* [Supplied data]
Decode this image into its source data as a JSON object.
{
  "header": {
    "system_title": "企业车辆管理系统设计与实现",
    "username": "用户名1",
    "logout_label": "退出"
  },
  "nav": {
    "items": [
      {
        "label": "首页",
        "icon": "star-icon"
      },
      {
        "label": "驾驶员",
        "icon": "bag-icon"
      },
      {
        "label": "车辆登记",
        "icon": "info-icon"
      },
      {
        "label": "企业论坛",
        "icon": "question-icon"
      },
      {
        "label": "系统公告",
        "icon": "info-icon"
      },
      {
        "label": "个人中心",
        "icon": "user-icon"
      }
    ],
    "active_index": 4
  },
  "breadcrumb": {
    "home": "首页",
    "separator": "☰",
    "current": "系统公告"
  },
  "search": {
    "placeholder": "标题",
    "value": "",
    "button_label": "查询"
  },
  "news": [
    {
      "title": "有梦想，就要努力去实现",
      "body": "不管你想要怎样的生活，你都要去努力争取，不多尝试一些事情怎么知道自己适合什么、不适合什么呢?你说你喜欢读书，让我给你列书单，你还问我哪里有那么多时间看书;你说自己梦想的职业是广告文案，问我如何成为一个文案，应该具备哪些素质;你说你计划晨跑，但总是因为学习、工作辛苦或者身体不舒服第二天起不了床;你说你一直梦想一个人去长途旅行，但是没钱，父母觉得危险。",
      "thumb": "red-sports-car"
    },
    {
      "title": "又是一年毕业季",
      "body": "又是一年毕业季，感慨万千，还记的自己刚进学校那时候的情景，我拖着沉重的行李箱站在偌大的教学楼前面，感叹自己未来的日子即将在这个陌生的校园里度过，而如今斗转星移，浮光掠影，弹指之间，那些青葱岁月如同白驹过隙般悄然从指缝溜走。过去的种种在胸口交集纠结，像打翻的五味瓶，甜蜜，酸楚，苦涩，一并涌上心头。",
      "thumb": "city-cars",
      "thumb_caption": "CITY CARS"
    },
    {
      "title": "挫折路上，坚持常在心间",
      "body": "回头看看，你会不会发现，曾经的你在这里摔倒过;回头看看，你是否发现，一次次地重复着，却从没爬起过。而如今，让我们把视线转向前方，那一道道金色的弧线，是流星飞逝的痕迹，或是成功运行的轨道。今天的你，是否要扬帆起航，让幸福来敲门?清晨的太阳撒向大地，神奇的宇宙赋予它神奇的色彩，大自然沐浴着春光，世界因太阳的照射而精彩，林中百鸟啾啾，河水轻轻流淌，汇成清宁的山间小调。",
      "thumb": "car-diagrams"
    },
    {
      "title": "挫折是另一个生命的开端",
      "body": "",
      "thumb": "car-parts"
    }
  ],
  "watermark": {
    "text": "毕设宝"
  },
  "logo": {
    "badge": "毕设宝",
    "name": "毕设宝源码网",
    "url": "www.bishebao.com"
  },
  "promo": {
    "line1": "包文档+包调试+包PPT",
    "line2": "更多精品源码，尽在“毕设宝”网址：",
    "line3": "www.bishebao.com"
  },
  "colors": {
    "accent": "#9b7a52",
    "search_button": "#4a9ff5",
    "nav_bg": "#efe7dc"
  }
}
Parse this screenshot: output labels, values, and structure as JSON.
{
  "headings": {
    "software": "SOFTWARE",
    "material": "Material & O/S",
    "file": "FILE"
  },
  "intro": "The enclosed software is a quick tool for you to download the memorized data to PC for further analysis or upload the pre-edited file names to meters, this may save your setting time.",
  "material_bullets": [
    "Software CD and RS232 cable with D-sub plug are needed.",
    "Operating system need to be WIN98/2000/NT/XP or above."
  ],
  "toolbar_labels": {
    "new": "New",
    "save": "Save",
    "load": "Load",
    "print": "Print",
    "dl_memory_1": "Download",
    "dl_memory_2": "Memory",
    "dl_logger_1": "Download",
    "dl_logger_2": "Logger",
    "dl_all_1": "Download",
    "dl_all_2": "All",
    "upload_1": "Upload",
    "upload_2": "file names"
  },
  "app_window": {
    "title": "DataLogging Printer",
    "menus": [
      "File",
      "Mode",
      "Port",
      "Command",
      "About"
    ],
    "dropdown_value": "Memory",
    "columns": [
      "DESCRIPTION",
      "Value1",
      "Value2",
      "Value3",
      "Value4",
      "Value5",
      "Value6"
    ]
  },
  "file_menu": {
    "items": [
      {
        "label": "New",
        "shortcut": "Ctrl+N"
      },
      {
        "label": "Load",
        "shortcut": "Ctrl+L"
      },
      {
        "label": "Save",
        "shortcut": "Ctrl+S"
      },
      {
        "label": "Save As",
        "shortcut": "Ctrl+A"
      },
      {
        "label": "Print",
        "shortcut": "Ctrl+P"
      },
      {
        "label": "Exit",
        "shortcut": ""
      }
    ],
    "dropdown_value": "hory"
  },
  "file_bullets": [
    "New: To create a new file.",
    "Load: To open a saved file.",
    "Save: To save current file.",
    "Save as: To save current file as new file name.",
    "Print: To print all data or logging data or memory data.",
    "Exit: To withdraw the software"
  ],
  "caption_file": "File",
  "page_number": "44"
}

* [Requirement]
State how many lines above contain the string "names", with no other words.

* [Exercise response]
2